■ **Written instruction**: Please rewrite the entries as a Markdown table with the columns Row and Line, giving each a row number. Start at the first entry and end at the entry containing "help-icon[interactable]: ?: [518, 8, 556, 46]", including both and leaving out blank lines.

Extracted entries
+-------+

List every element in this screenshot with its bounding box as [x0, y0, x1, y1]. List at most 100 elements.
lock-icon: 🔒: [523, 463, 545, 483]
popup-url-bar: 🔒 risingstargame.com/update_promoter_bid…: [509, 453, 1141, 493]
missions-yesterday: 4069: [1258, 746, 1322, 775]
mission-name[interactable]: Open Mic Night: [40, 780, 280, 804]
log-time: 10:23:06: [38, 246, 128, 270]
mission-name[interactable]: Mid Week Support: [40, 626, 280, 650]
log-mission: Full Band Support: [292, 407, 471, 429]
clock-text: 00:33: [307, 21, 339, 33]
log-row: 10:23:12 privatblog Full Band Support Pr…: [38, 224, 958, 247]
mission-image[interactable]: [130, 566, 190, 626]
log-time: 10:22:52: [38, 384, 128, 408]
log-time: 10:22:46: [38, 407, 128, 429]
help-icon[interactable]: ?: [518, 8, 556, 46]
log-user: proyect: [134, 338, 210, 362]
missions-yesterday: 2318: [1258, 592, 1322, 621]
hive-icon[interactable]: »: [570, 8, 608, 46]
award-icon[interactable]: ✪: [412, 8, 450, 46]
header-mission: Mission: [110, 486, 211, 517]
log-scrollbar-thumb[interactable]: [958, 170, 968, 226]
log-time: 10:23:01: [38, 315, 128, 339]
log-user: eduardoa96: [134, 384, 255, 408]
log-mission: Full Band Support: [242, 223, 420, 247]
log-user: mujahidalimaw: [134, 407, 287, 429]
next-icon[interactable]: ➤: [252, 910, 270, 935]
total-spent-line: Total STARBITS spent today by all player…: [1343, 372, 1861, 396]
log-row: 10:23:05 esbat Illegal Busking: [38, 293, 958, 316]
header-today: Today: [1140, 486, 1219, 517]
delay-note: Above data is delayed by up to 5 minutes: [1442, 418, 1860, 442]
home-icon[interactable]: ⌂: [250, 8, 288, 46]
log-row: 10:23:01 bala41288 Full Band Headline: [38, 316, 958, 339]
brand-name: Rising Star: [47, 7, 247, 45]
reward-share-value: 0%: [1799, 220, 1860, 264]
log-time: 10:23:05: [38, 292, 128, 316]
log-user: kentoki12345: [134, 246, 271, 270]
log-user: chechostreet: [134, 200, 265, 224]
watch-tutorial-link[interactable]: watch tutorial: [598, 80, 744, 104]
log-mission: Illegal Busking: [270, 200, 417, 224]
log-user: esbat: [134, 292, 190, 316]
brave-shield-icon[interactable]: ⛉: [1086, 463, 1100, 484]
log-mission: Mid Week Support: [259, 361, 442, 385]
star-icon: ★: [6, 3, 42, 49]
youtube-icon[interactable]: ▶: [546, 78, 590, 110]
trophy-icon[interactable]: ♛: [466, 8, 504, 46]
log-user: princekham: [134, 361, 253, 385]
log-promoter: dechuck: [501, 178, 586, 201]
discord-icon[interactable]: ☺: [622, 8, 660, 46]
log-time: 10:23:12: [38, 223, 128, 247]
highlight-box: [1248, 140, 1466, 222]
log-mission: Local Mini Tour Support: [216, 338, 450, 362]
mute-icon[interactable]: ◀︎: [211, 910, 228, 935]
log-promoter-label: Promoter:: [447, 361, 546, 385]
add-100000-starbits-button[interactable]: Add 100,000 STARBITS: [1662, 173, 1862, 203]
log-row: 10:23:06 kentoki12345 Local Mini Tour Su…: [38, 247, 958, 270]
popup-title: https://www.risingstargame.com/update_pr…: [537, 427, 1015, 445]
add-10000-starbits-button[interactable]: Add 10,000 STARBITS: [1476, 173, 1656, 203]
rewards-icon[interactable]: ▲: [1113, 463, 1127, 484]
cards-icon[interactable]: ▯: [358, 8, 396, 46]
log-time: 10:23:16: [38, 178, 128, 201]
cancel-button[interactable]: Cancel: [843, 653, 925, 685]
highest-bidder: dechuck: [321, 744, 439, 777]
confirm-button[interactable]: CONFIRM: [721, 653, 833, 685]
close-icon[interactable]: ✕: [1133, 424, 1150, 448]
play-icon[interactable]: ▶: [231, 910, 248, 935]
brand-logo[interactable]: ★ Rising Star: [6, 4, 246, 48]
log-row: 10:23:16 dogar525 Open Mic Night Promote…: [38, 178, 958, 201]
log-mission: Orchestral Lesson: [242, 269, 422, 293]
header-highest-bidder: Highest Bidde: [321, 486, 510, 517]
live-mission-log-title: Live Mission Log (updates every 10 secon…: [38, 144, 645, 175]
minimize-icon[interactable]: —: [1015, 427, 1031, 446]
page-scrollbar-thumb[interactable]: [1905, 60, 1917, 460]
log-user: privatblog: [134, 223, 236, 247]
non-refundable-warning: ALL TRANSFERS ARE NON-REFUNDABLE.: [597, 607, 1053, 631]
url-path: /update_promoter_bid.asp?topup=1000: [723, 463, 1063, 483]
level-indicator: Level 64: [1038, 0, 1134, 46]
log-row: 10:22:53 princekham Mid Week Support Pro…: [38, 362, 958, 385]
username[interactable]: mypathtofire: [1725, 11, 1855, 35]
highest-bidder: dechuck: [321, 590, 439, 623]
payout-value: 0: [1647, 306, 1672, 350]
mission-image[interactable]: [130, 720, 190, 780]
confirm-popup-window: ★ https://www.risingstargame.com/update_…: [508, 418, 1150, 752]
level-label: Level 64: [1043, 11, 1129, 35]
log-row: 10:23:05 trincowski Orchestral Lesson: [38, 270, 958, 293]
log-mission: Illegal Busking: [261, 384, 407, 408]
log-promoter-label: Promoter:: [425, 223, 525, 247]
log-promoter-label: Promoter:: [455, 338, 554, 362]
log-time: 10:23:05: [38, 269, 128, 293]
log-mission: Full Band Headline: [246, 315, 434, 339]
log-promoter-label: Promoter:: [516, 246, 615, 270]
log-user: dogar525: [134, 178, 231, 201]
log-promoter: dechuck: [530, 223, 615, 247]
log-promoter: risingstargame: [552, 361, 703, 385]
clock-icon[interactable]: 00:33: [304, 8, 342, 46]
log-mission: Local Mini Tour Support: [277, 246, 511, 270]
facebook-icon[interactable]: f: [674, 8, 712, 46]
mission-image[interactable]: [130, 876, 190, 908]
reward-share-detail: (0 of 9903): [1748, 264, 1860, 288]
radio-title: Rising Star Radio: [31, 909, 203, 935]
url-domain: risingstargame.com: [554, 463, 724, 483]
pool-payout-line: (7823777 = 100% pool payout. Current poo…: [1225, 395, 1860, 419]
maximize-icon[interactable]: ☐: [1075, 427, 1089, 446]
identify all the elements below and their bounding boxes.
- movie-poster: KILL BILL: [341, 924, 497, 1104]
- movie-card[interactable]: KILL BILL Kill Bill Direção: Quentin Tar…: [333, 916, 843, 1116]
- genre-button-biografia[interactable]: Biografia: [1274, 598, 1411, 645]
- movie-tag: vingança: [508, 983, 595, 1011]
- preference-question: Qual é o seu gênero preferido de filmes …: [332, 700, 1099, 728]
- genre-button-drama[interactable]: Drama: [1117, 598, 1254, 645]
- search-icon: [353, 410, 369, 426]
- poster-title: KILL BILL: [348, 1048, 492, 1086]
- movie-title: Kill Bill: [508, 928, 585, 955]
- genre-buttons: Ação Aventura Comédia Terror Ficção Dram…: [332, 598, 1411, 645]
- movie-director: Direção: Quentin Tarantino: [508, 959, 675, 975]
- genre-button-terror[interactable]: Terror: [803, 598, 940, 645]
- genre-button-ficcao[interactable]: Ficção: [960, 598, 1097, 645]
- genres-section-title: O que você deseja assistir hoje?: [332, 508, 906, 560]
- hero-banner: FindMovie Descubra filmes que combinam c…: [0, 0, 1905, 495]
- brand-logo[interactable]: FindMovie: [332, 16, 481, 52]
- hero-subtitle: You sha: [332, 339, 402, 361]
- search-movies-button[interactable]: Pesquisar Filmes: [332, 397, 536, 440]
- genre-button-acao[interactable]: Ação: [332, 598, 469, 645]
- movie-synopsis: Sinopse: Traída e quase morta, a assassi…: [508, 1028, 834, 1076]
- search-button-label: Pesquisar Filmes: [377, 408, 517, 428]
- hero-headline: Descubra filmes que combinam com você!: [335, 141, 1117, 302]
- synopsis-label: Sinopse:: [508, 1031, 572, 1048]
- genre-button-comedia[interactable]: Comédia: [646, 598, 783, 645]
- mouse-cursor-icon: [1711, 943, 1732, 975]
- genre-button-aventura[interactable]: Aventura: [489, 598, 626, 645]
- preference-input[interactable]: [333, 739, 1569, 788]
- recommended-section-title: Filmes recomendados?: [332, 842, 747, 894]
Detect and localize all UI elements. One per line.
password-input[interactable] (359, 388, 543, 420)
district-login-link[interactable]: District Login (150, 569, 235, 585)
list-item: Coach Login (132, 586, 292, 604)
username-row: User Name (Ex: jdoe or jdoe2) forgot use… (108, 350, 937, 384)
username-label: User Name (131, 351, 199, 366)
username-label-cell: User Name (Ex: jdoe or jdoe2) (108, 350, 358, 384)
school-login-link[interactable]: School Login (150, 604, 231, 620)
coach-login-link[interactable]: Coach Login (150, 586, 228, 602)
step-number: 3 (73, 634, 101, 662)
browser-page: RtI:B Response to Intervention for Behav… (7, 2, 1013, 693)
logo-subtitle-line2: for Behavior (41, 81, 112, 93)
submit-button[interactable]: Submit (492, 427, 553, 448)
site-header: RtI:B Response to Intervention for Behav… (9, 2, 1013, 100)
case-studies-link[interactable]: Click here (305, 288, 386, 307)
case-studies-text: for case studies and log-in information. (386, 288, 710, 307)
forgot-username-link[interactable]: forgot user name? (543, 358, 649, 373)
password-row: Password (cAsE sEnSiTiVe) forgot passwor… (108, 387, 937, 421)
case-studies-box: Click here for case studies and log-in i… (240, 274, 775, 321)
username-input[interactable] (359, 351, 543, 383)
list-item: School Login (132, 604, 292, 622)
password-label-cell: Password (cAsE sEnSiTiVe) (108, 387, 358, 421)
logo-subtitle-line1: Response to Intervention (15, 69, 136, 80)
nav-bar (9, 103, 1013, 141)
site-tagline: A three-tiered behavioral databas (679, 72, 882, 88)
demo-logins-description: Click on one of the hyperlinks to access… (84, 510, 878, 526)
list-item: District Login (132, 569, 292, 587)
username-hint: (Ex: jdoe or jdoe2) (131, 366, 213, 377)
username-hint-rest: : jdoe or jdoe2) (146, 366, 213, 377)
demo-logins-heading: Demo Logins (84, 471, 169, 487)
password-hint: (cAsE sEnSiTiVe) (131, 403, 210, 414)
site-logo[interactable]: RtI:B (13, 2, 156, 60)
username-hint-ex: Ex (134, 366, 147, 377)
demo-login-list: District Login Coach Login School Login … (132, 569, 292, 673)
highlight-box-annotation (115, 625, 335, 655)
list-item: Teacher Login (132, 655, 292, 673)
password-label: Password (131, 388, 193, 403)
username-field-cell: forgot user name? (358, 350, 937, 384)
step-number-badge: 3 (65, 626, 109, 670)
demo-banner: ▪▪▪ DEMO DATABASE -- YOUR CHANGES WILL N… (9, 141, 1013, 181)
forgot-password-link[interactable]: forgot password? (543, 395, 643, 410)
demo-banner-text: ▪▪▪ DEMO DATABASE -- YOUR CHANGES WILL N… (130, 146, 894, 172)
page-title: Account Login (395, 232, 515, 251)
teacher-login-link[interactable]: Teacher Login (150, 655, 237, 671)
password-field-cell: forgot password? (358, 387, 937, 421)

+-------+

■ **Task solution**:
| Row | Line |
|---|---|
| 1 | List every element in this screenshot with its bounding box as [x0, y0, x1, y1]. List at most 100 elements. |
| 2 | lock-icon: 🔒: [523, 463, 545, 483] |
| 3 | popup-url-bar: 🔒 risingstargame.com/update_promoter_bid…: [509, 453, 1141, 493] |
| 4 | missions-yesterday: 4069: [1258, 746, 1322, 775] |
| 5 | mission-name[interactable]: Open Mic Night: [40, 780, 280, 804] |
| 6 | log-time: 10:23:06: [38, 246, 128, 270] |
| 7 | mission-name[interactable]: Mid Week Support: [40, 626, 280, 650] |
| 8 | log-mission: Full Band Support: [292, 407, 471, 429] |
| 9 | clock-text: 00:33: [307, 21, 339, 33] |
| 10 | log-row: 10:23:12 privatblog Full Band Support Pr…: [38, 224, 958, 247] |
| 11 | mission-image[interactable]: [130, 566, 190, 626] |
| 12 | log-time: 10:22:52: [38, 384, 128, 408] |
| 13 | log-time: 10:22:46: [38, 407, 128, 429] |
| 14 | help-icon[interactable]: ?: [518, 8, 556, 46] |